そのようななか、「No digital , No Cashless」という戦略を掲げ、キャッシュレス化への阻害要因を顧客視点で解決する、という顧客体験管理(CXM)に取り組んでいるのが、三井住友カード株式会社(以下、三井住友カード)だ。同社は2012年よりデジタル変革を加速させ、顧客体験の向上に取り組んできた。CXM推進の鍵はどこにあるのだろうか。
意思決定にデータを活用し、各部門との連携を深める

三井住友カード 執行役員マーケティング統括部長 佐々木 丈也氏によると、同社のデジタル変革の歩みには、いくつかのポイントがある。
CXMの本格化は、2012年の「web最適化」から。
ネットビジネス事業部(当時)では、各部門からの依頼をそのまま受け入れ、webページを量産していた。そのためターゲットがあいまいで、導線は複雑化。掲載する情報も企業視点のものだったという。

————————

▶ 作業内容:
(1) 本文について、次の問いに答えてください。
(a) 三井住友カードが掲げている戦略は何という名前ですか。
(b) 三井住友カードがデジタル変革を加速させ始めたのは何年からですか。
(c) ネットビジネス事業部(当時)は、各部門からの依頼をどのように扱っていましたか。
(2) 本文のうち、「そのようななか、「No digital , No」で始まり「執行役員マーケティング統括部長 佐々木 丈也氏によると、同社のデジタル変革の歩みには、いくつかのポイントがある。」まで続く部分を、一字一句変えずに書き写してください。
データは本文とは別の資料です。

————————

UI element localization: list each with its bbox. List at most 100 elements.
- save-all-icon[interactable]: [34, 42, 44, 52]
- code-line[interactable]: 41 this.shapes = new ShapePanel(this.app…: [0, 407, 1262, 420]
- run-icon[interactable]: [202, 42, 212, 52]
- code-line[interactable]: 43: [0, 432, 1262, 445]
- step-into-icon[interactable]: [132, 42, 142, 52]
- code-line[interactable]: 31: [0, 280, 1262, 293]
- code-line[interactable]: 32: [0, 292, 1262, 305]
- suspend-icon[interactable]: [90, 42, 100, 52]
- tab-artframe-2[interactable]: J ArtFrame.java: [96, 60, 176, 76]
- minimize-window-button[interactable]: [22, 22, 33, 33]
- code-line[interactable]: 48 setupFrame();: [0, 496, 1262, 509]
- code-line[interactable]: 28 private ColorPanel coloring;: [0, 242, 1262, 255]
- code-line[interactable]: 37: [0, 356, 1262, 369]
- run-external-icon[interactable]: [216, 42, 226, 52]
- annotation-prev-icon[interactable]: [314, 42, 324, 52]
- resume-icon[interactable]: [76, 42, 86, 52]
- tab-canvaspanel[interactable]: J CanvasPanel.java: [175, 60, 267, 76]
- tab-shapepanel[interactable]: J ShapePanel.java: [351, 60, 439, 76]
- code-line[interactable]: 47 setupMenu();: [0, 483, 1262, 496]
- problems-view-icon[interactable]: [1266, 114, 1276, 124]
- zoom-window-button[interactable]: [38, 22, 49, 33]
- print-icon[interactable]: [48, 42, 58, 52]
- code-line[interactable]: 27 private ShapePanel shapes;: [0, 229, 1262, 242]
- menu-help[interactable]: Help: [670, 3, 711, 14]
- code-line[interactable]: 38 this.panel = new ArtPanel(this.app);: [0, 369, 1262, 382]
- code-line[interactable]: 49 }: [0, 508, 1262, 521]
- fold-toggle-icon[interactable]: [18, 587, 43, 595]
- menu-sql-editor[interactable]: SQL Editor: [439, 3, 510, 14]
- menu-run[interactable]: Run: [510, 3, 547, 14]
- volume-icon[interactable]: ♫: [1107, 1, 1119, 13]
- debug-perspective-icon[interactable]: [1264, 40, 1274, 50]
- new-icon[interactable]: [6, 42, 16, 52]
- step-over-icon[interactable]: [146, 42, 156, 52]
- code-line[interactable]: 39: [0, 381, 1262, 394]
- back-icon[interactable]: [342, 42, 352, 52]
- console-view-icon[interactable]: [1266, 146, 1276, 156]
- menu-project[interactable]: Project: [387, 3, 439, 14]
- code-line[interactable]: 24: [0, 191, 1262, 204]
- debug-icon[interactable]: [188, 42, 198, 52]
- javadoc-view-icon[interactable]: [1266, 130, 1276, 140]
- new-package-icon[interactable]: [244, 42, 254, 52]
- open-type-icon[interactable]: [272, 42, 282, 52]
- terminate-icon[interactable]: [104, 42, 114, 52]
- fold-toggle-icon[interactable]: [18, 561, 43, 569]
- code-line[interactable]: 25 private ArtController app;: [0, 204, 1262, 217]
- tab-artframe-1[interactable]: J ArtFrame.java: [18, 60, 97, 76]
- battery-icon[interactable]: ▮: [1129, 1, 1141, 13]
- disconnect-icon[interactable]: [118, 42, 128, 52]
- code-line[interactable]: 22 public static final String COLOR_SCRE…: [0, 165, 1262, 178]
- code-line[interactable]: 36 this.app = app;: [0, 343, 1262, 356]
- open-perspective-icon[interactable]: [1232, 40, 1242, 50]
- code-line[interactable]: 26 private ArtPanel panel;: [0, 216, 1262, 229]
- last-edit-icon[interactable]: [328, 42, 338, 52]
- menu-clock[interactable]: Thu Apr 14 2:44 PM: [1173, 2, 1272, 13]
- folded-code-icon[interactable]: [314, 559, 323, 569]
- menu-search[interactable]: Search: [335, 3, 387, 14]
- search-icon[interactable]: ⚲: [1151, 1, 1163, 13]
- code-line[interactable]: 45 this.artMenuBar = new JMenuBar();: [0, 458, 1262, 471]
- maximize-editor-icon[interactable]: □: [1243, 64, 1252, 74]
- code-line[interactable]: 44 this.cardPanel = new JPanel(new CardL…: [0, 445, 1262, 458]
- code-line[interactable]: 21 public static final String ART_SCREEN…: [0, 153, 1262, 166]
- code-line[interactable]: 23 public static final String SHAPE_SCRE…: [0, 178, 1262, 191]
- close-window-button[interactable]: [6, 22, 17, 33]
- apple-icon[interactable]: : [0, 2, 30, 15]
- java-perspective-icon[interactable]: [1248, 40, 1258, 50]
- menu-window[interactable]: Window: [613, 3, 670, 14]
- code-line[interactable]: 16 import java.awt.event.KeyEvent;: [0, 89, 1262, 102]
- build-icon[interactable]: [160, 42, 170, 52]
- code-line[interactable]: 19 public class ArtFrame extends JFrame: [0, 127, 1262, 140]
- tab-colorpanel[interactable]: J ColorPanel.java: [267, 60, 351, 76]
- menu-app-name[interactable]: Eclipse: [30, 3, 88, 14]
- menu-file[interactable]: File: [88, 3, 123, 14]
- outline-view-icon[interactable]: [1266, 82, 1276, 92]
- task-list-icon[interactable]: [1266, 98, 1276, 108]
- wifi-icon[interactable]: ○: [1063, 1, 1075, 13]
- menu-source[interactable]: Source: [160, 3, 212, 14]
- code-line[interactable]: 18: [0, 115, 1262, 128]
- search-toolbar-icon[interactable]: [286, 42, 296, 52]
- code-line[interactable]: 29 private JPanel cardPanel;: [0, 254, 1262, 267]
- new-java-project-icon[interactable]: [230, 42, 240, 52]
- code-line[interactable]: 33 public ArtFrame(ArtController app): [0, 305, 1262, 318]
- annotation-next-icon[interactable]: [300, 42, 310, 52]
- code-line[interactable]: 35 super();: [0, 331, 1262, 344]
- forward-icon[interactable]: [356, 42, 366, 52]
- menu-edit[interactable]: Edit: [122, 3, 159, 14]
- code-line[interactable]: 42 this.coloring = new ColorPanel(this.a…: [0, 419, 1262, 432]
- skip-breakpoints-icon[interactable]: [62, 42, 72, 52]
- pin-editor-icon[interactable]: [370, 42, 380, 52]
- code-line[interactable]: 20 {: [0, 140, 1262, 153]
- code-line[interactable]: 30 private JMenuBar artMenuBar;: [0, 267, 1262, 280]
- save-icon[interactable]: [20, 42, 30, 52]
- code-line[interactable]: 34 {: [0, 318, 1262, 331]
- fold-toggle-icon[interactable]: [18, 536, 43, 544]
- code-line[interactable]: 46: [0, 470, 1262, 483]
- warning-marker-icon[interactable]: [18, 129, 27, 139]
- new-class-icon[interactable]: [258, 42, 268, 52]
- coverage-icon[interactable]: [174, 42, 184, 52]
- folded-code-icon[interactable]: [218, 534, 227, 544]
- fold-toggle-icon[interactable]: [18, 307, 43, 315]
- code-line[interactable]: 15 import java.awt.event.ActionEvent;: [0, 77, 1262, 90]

————————

▶ 結果:
(1)
(a) 「No digital , No Cashless」です。
(b) 2012年からです。
(c) 依頼をそのまま受け入れ、webページを量産していました。

(2)
そのようななか、「No digital , No Cashless」という戦略を掲げ、キャッシュレス化への阻害要因を顧客視点で解決する、という顧客体験管理(CXM)に取り組んでいるのが、三井住友カード株式会社(以下、三井住友カード)だ。同社は2012年よりデジタル変革を加速させ、顧客体験の向上に取り組んできた。CXM推進の鍵はどこにあるのだろうか。
意思決定にデータを活用し、各部門との連携を深める

三井住友カード 執行役員マーケティング統括部長 佐々木 丈也氏によると、同社のデジタル変革の歩みには、いくつかのポイントがある。